**Prompt:** Reproduce all lines of the listing below in which the word "Adelaide" occurs.

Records
..............................
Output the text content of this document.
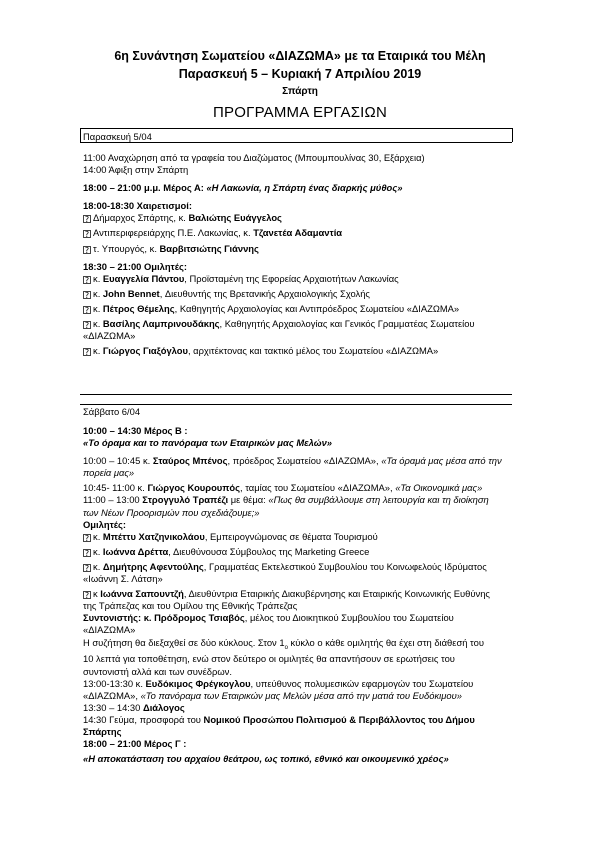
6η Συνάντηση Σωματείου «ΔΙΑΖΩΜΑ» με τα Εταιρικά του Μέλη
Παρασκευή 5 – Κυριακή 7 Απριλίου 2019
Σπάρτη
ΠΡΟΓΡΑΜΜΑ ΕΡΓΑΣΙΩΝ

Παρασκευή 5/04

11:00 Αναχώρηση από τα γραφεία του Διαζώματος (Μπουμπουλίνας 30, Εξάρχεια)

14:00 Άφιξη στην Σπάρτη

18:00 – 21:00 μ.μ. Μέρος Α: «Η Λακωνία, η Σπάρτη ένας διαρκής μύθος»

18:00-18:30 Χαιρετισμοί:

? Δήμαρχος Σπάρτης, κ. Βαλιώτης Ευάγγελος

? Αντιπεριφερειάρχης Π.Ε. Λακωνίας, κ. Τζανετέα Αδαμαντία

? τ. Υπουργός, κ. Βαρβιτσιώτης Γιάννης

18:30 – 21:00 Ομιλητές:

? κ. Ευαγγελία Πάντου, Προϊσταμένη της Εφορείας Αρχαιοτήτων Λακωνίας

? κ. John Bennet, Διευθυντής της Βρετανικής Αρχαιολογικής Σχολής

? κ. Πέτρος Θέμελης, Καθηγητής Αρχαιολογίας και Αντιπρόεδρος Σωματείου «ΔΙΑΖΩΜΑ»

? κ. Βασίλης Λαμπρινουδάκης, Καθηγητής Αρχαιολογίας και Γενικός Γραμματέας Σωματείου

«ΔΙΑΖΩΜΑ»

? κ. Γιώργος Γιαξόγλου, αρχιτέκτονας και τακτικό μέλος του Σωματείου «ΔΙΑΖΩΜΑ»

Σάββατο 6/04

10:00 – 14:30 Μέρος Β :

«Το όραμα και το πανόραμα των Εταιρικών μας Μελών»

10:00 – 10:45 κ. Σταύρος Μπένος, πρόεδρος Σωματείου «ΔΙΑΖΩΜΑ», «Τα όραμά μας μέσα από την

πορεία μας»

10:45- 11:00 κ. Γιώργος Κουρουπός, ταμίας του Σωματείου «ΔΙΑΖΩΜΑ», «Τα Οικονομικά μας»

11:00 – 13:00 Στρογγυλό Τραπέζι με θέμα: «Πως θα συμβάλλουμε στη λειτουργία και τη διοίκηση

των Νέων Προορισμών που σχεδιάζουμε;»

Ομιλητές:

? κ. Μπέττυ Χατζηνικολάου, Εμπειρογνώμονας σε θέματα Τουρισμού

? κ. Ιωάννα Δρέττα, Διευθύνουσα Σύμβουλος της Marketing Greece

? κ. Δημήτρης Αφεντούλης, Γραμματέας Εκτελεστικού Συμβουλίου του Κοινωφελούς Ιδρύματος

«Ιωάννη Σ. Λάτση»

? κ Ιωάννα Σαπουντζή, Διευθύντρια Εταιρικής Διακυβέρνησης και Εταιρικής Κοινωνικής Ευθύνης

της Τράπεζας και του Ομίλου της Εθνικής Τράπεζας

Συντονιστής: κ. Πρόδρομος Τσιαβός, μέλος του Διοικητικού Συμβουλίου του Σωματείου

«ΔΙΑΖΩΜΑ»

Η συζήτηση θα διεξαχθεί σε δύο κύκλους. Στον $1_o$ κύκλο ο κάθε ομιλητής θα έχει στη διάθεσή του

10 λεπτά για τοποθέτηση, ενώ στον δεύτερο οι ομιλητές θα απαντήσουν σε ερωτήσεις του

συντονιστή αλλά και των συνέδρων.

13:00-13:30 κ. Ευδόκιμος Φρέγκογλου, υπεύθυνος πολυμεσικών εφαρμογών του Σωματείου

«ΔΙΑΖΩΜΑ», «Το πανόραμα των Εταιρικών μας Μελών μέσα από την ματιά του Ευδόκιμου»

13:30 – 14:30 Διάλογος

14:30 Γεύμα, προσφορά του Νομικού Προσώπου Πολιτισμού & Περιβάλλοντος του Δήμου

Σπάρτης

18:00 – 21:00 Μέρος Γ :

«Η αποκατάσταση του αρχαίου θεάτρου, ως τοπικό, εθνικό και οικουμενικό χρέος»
..............................
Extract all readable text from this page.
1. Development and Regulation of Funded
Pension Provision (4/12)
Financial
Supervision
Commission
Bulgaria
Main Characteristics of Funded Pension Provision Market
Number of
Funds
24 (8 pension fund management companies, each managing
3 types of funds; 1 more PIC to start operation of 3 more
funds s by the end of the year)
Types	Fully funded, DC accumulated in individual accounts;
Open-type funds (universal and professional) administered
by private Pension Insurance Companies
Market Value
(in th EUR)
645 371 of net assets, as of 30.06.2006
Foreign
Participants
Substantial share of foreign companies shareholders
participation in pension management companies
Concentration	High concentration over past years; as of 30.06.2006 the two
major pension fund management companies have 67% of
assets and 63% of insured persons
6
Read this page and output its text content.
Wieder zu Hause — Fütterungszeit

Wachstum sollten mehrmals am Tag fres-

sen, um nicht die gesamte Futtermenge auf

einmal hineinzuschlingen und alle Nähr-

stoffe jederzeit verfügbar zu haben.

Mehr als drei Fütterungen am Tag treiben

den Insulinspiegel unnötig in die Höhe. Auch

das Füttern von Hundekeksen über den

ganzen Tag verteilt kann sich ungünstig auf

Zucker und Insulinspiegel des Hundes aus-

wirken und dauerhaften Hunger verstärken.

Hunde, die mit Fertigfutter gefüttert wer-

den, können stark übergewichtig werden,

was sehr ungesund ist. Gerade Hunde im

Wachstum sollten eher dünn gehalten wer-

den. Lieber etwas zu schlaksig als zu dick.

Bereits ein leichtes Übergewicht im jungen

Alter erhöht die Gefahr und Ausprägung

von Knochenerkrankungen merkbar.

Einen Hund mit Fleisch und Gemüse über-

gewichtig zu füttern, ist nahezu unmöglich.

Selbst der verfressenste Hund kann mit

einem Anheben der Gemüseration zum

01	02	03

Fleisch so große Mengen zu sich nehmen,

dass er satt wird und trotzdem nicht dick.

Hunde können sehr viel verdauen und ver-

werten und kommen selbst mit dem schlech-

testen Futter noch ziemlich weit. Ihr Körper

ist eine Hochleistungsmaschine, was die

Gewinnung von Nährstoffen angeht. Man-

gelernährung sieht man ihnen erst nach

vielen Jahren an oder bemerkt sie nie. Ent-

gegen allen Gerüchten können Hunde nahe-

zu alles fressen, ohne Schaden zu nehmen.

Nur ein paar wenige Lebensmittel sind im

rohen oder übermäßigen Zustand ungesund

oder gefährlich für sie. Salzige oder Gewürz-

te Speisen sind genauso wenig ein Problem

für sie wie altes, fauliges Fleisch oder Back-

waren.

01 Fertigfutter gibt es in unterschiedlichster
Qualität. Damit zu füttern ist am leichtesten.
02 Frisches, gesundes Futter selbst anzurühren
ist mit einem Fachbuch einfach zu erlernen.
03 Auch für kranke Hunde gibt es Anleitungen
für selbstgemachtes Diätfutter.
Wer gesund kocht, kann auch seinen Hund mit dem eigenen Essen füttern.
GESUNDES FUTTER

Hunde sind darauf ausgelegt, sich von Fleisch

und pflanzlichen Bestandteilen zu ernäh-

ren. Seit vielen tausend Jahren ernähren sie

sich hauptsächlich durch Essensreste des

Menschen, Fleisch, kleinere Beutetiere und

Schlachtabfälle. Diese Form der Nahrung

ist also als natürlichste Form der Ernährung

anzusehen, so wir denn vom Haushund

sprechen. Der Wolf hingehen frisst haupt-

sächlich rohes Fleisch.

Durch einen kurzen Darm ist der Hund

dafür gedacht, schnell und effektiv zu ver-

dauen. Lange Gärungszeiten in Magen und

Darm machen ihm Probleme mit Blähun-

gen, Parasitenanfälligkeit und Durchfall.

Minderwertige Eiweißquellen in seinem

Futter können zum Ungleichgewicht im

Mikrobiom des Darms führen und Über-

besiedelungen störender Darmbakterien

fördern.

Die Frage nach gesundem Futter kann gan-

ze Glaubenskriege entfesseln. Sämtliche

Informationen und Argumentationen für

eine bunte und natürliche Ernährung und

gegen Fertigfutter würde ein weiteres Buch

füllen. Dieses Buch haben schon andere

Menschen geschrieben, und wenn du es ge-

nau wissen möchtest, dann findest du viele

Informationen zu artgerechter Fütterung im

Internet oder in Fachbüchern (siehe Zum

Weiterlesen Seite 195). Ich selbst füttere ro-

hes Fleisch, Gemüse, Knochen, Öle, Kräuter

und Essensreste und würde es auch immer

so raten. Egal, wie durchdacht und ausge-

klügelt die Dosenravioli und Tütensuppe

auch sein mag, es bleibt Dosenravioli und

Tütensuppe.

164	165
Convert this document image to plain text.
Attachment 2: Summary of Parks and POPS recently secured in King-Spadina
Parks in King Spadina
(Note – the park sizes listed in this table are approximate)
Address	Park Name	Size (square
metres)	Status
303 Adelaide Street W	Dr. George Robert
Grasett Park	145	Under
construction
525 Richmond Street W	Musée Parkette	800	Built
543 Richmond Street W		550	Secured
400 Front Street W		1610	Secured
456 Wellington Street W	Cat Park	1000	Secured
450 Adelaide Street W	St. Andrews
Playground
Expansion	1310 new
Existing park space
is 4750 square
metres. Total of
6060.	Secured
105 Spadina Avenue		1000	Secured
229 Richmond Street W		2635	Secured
..............................
**Completed exercise:**
303 Adelaide Street W	Dr. George Robert
450 Adelaide Street W	St. Andrews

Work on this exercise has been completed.